→ **WHAT TO PRODUCE**
Count the lines that hold the string "date". Reply with the number alone.

***

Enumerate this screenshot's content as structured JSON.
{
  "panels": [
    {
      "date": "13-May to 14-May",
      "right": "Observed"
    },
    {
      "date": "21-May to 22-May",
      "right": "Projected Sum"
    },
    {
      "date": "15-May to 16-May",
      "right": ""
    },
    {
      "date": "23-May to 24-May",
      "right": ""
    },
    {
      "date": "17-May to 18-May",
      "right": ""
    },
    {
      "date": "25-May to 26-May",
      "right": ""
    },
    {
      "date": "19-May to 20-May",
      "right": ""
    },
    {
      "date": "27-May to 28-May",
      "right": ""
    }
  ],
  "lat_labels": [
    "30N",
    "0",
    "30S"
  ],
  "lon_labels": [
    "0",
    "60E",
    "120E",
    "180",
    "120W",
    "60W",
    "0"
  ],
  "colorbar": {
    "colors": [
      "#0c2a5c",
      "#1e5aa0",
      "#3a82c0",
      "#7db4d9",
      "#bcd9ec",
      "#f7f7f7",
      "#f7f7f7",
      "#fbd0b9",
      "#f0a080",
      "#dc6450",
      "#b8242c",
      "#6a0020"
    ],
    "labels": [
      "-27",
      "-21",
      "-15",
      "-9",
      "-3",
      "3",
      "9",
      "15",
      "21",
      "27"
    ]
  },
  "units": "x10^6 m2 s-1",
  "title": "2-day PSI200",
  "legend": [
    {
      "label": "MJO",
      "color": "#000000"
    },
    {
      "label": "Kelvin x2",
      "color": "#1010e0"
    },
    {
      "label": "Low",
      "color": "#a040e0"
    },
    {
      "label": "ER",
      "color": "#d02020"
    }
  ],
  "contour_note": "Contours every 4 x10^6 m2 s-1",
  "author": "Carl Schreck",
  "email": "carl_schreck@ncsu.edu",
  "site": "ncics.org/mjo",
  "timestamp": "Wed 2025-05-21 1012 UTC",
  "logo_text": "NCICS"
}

***

→ **EXPECTED ANSWER**
8